→ **EXERCISE BRIEF**
Your task is to locate every line holding the string "dash" and to copy each of them.

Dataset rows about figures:
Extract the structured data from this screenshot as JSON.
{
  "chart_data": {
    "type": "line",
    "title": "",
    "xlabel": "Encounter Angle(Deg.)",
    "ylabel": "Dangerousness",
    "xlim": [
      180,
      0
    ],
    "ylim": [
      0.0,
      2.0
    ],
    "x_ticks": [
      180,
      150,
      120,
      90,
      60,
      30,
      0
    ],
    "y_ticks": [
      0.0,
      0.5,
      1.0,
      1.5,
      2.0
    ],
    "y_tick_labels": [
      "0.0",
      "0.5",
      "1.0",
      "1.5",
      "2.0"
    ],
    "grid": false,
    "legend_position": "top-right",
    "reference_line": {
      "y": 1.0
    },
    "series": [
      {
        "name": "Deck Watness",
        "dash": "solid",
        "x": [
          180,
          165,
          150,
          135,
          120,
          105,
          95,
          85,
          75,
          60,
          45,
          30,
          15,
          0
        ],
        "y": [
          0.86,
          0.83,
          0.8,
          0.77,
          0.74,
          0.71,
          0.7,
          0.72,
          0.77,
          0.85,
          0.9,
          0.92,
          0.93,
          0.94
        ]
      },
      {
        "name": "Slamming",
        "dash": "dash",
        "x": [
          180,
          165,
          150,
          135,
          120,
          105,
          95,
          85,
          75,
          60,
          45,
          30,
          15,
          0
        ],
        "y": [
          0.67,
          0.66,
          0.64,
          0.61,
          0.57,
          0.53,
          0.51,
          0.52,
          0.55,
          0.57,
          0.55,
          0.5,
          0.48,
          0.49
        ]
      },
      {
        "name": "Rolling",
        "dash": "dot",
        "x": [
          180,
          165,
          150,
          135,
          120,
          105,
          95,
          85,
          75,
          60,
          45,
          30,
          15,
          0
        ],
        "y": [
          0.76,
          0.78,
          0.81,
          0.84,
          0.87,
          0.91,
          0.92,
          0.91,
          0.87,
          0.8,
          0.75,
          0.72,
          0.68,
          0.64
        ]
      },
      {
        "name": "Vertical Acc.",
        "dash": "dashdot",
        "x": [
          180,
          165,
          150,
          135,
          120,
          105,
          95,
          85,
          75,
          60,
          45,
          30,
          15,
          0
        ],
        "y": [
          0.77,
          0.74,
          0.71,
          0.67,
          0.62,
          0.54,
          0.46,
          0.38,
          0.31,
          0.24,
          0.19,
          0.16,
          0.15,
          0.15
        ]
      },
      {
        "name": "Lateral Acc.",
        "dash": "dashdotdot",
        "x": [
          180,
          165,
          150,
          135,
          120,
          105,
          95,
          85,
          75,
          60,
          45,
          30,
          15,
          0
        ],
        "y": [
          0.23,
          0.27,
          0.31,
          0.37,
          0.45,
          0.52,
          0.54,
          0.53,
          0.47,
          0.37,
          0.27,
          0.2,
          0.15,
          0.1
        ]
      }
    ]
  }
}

→ **ANSWER IN FULL**
        "dash": "solid",
        "dash": "dash",
        "dash": "dot",
        "dash": "dashdot",
        "dash": "dashdotdot",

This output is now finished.